### Problem details:
All of the data below must be repeated exactly.

Stored dataset items:
===
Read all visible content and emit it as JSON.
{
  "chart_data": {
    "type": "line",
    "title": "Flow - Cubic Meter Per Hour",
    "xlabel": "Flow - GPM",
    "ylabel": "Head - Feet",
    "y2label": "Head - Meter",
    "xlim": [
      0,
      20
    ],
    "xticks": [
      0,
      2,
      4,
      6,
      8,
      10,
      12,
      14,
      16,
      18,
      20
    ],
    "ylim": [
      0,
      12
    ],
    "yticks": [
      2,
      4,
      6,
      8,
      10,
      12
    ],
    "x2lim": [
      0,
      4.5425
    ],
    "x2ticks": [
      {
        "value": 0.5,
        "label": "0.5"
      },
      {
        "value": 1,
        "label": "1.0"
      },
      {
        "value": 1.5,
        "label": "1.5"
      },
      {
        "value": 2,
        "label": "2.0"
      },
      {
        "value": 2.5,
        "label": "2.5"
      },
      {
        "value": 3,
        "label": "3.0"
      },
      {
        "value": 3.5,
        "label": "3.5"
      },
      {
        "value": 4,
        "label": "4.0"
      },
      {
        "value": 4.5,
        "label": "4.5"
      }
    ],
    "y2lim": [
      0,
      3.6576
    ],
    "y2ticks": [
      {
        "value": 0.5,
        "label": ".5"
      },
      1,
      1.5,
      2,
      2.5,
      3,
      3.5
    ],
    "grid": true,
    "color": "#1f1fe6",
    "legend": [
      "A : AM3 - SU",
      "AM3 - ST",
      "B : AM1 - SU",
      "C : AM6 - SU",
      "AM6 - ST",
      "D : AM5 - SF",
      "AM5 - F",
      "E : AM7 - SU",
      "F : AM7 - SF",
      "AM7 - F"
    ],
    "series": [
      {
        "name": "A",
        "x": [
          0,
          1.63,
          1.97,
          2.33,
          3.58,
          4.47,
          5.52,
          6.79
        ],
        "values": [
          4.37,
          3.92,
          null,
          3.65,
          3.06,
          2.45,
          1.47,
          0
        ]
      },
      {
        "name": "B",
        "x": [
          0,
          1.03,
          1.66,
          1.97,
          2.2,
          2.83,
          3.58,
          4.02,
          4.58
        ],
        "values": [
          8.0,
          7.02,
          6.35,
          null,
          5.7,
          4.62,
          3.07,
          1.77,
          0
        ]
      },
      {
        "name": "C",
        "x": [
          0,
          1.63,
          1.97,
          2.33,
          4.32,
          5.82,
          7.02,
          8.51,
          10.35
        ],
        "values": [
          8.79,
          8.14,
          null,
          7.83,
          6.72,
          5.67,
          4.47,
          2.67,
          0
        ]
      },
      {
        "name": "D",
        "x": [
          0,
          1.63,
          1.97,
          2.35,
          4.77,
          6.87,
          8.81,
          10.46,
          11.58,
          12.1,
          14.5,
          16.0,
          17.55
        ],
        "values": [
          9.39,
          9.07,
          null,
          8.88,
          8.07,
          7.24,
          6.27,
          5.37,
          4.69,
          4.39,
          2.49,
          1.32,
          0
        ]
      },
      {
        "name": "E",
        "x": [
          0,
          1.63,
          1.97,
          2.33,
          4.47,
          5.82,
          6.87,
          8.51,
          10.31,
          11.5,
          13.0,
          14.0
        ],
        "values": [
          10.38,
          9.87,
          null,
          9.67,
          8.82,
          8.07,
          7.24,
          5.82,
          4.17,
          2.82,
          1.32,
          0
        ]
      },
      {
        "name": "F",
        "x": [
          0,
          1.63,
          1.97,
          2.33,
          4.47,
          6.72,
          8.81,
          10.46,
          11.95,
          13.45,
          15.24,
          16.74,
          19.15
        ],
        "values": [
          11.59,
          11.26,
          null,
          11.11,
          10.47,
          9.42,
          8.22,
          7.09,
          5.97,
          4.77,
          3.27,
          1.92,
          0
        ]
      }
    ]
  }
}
===
### Task response:
Read all visible content and emit it as JSON.
{
  "chart_data": {
    "type": "line",
    "title": "Flow - Cubic Meter Per Hour",
    "xlabel": "Flow - GPM",
    "ylabel": "Head - Feet",
    "y2label": "Head - Meter",
    "xlim": [
      0,
      20
    ],
    "xticks": [
      0,
      2,
      4,
      6,
      8,
      10,
      12,
      14,
      16,
      18,
      20
    ],
    "ylim": [
      0,
      12
    ],
    "yticks": [
      2,
      4,
      6,
      8,
      10,
      12
    ],
    "x2lim": [
      0,
      4.5425
    ],
    "x2ticks": [
      {
        "value": 0.5,
        "label": "0.5"
      },
      {
        "value": 1,
        "label": "1.0"
      },
      {
        "value": 1.5,
        "label": "1.5"
      },
      {
        "value": 2,
        "label": "2.0"
      },
      {
        "value": 2.5,
        "label": "2.5"
      },
      {
        "value": 3,
        "label": "3.0"
      },
      {
        "value": 3.5,
        "label": "3.5"
      },
      {
        "value": 4,
        "label": "4.0"
      },
      {
        "value": 4.5,
        "label": "4.5"
      }
    ],
    "y2lim": [
      0,
      3.6576
    ],
    "y2ticks": [
      {
        "value": 0.5,
        "label": ".5"
      },
      1,
      1.5,
      2,
      2.5,
      3,
      3.5
    ],
    "grid": true,
    "color": "#1f1fe6",
    "legend": [
      "A : AM3 - SU",
      "AM3 - ST",
      "B : AM1 - SU",
      "C : AM6 - SU",
      "AM6 - ST",
      "D : AM5 - SF",
      "AM5 - F",
      "E : AM7 - SU",
      "F : AM7 - SF",
      "AM7 - F"
    ],
    "series": [
      {
        "name": "A",
        "x": [
          0,
          1.63,
          1.97,
          2.33,
          3.58,
          4.47,
          5.52,
          6.79
        ],
        "values": [
          4.37,
          3.92,
          null,
          3.65,
          3.06,
          2.45,
          1.47,
          0
        ]
      },
      {
        "name": "B",
        "x": [
          0,
          1.03,
          1.66,
          1.97,
          2.2,
          2.83,
          3.58,
          4.02,
          4.58
        ],
        "values": [
          8.0,
          7.02,
          6.35,
          null,
          5.7,
          4.62,
          3.07,
          1.77,
          0
        ]
      },
      {
        "name": "C",
        "x": [
          0,
          1.63,
          1.97,
          2.33,
          4.32,
          5.82,
          7.02,
          8.51,
          10.35
        ],
        "values": [
          8.79,
          8.14,
          null,
          7.83,
          6.72,
          5.67,
          4.47,
          2.67,
          0
        ]
      },
      {
        "name": "D",
        "x": [
          0,
          1.63,
          1.97,
          2.35,
          4.77,
          6.87,
          8.81,
          10.46,
          11.58,
          12.1,
          14.5,
          16.0,
          17.55
        ],
        "values": [
          9.39,
          9.07,
          null,
          8.88,
          8.07,
          7.24,
          6.27,
          5.37,
          4.69,
          4.39,
          2.49,
          1.32,
          0
        ]
      },
      {
        "name": "E",
        "x": [
          0,
          1.63,
          1.97,
          2.33,
          4.47,
          5.82,
          6.87,
          8.51,
          10.31,
          11.5,
          13.0,
          14.0
        ],
        "values": [
          10.38,
          9.87,
          null,
          9.67,
          8.82,
          8.07,
          7.24,
          5.82,
          4.17,
          2.82,
          1.32,
          0
        ]
      },
      {
        "name": "F",
        "x": [
          0,
          1.63,
          1.97,
          2.33,
          4.47,
          6.72,
          8.81,
          10.46,
          11.95,
          13.45,
          15.24,
          16.74,
          19.15
        ],
        "values": [
          11.59,
          11.26,
          null,
          11.11,
          10.47,
          9.42,
          8.22,
          7.09,
          5.97,
          4.77,
          3.27,
          1.92,
          0
        ]
      }
    ]
  }
}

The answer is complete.